(Stored data Opens)
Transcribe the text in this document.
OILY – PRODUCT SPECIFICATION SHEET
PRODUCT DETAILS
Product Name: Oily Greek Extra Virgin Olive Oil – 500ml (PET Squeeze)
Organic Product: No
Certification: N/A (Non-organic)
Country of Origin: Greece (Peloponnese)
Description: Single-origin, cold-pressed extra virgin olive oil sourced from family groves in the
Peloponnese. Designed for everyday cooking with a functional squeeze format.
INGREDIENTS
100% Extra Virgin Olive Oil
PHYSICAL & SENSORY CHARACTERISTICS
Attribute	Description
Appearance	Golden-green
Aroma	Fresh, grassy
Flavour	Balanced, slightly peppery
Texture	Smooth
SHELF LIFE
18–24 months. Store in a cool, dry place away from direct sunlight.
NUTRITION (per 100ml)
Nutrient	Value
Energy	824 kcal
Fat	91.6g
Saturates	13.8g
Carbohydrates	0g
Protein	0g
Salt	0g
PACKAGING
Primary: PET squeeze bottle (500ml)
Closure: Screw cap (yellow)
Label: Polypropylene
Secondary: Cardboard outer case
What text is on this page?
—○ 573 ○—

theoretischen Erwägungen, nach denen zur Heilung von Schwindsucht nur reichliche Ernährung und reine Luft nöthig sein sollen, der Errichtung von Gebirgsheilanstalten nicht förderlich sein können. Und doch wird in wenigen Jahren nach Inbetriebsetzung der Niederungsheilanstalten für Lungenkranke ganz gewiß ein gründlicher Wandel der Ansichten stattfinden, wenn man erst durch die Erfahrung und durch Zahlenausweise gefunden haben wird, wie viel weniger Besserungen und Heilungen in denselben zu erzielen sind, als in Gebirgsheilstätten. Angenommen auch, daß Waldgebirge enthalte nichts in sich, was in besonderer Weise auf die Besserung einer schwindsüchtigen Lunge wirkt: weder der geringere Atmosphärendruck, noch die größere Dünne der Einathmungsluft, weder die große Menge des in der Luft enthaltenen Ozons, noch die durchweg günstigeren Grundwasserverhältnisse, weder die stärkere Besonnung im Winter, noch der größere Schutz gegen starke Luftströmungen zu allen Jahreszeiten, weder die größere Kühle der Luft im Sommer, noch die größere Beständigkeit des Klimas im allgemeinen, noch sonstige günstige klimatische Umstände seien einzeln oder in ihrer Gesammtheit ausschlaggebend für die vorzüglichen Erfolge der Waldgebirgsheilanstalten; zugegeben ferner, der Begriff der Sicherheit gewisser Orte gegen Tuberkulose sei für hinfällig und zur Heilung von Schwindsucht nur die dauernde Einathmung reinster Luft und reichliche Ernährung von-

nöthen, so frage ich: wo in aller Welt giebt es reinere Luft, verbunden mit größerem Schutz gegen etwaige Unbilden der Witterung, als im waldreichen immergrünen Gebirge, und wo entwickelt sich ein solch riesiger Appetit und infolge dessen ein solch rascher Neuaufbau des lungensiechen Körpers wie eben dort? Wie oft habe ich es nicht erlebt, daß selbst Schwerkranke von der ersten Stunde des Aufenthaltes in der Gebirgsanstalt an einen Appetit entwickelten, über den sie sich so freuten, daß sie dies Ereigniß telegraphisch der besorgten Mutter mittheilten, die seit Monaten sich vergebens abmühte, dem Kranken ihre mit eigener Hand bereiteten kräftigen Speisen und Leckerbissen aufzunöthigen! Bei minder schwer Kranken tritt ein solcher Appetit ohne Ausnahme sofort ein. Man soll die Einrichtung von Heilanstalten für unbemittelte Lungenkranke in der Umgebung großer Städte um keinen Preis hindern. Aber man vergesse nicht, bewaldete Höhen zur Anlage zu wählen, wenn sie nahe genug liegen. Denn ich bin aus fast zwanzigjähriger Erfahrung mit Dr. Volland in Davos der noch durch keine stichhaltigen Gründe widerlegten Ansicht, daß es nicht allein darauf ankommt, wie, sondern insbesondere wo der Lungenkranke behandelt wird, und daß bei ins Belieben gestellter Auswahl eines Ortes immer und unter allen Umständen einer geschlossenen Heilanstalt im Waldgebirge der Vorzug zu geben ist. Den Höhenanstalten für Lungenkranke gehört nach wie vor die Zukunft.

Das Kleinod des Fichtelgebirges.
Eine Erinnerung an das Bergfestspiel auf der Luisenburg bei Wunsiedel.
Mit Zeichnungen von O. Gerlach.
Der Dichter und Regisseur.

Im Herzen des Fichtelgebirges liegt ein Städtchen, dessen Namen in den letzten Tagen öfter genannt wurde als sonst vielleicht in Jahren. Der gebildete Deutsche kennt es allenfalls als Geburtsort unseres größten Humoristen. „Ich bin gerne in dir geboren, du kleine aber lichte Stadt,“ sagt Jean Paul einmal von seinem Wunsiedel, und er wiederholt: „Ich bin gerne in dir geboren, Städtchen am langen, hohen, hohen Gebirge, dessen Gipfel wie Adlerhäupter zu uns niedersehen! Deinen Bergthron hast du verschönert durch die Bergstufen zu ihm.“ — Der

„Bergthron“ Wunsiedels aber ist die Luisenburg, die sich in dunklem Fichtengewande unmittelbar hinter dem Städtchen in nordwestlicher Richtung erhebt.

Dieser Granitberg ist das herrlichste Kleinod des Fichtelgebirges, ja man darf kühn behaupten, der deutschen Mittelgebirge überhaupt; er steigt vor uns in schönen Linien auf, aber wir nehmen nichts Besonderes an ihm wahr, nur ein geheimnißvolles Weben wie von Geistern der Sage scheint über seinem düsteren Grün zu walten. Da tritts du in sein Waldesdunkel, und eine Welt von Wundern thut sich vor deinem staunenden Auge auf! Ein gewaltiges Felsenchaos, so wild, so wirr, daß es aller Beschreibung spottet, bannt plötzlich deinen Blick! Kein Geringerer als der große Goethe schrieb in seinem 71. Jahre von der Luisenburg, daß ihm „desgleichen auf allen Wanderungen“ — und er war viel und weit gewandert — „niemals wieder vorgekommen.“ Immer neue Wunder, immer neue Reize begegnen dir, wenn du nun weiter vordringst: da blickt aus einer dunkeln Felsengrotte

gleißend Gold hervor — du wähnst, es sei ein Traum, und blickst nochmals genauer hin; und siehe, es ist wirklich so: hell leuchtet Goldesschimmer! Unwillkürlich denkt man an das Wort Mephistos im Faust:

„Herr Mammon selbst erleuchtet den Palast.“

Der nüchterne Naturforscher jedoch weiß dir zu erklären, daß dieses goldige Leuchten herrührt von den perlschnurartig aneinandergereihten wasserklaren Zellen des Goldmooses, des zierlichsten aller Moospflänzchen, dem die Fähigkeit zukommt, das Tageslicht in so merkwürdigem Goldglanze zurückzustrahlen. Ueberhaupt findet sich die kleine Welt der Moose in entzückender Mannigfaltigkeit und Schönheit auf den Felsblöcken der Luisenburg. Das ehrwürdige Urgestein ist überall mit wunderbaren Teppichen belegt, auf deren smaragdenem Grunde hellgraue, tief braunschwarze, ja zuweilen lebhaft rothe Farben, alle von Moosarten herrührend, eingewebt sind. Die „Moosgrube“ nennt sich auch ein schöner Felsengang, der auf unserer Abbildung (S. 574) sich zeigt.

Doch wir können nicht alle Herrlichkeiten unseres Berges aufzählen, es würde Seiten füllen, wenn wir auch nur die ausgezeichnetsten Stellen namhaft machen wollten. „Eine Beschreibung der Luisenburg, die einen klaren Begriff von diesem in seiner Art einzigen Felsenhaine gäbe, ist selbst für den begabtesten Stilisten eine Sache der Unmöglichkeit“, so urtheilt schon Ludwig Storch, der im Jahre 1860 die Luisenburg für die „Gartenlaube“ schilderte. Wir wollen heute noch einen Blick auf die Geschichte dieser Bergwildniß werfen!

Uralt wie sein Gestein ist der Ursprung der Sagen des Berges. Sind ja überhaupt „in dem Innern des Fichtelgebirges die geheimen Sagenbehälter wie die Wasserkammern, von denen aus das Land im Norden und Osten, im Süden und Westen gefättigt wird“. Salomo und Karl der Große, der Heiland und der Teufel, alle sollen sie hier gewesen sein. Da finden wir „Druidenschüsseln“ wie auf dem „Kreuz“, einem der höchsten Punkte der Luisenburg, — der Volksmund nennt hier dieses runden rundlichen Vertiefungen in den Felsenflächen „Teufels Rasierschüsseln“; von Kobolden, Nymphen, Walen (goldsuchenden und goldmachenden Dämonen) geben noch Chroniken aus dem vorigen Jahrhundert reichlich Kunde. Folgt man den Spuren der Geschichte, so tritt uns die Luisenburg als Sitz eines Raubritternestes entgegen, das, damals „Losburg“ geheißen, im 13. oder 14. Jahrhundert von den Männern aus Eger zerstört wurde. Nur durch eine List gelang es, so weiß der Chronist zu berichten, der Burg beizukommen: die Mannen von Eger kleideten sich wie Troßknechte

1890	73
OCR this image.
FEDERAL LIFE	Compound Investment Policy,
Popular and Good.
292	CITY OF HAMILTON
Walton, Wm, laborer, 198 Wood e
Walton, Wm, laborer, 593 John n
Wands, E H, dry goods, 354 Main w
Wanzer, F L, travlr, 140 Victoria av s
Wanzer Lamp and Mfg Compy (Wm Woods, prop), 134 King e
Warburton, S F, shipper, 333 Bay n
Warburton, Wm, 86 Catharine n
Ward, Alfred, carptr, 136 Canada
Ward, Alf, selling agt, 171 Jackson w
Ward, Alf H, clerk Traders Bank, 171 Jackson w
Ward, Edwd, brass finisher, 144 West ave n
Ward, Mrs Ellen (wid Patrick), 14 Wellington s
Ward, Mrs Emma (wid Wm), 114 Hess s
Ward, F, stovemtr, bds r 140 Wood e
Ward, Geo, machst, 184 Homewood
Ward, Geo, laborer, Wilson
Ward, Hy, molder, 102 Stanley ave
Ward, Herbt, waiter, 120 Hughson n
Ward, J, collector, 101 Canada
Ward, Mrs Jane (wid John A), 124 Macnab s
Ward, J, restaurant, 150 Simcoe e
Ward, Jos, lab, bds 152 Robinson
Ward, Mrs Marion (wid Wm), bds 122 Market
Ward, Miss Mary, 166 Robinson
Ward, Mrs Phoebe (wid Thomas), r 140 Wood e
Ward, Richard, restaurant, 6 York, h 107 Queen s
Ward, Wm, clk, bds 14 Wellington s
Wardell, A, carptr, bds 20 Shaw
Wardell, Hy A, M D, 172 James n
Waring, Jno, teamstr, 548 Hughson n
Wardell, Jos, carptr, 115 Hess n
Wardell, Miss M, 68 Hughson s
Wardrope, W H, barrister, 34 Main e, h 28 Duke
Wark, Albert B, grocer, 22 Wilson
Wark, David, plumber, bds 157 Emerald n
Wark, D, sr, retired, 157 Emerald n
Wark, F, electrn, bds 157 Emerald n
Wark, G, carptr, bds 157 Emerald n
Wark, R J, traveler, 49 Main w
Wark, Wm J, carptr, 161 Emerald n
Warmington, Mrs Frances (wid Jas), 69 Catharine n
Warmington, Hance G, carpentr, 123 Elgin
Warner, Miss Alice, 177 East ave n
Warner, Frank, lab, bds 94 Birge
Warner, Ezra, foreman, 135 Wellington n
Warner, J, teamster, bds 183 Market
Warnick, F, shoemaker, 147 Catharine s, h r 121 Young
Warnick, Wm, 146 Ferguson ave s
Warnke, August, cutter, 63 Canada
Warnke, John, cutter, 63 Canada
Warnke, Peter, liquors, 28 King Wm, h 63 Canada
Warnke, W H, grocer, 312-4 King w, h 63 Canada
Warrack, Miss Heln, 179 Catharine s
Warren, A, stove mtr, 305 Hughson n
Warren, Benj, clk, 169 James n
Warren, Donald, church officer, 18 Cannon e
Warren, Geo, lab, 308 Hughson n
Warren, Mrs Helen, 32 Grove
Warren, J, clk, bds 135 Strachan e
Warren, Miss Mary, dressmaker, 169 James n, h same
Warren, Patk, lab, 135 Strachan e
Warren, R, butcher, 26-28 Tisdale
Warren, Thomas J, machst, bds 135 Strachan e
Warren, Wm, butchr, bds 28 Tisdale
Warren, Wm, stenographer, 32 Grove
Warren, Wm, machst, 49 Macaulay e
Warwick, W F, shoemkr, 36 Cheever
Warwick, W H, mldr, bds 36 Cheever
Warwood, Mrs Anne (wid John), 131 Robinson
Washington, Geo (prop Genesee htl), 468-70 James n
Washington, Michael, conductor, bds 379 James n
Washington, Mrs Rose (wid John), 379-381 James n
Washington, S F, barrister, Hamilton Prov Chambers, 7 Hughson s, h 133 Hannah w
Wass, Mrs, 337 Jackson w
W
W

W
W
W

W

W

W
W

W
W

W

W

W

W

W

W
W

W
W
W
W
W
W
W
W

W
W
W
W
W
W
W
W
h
(Stored data Closes)
Activity -
Work out how many lines in the material contain the string "Main", then write that number and nothing more.

Result for this exercise -
3